··· Recorded data

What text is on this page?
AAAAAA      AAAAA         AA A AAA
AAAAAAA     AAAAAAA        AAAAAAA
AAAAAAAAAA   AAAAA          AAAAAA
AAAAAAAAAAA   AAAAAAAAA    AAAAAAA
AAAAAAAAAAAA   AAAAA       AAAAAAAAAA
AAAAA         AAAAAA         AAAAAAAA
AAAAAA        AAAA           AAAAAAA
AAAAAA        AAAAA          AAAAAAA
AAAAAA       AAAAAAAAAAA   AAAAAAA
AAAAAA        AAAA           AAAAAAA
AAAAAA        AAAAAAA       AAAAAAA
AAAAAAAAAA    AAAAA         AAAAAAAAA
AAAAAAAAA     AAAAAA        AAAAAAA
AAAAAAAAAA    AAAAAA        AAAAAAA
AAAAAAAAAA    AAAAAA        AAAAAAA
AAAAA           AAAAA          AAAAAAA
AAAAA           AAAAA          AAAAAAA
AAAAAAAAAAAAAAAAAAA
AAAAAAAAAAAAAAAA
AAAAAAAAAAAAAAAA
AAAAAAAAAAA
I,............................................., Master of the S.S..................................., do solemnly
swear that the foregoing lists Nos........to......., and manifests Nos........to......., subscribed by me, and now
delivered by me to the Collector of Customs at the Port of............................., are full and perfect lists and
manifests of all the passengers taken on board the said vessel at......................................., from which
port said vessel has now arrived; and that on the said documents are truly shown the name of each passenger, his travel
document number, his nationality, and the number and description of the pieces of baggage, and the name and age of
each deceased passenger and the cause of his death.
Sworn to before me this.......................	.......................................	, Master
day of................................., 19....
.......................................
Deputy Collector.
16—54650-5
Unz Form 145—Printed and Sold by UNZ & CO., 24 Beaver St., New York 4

······
··· Recorded data

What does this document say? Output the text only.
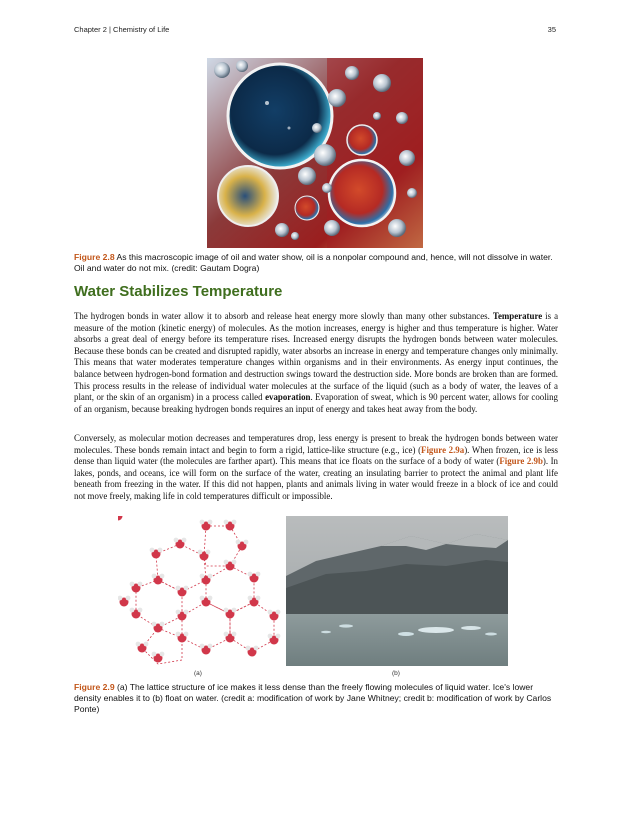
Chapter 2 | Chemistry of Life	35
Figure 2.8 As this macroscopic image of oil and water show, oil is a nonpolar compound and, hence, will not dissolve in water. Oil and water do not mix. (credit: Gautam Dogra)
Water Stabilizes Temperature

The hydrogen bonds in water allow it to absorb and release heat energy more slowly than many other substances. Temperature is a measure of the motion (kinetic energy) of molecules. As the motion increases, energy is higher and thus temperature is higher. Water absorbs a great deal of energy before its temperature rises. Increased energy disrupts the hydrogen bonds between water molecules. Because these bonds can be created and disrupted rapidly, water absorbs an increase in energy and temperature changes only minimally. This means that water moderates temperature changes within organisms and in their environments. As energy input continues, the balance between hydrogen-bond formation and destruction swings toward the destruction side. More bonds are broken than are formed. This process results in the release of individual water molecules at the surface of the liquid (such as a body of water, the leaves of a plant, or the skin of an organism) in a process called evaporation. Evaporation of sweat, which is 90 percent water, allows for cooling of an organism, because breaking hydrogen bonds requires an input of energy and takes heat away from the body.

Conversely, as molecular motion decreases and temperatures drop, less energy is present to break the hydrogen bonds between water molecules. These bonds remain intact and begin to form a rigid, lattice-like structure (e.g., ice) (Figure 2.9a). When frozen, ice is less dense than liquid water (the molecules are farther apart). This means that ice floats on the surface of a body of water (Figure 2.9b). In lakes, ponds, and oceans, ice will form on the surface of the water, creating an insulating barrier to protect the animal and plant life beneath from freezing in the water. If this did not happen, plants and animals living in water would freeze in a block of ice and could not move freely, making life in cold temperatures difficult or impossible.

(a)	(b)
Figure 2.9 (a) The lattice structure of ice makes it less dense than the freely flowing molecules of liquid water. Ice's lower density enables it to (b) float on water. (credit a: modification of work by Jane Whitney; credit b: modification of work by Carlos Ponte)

······

• [Problem]: Report all lines of the data above that include the string "each".

• [Written solution]:
port said vessel has now arrived; and that on the said documents are truly shown the name of each passenger, his travel
each deceased passenger and the cause of his death.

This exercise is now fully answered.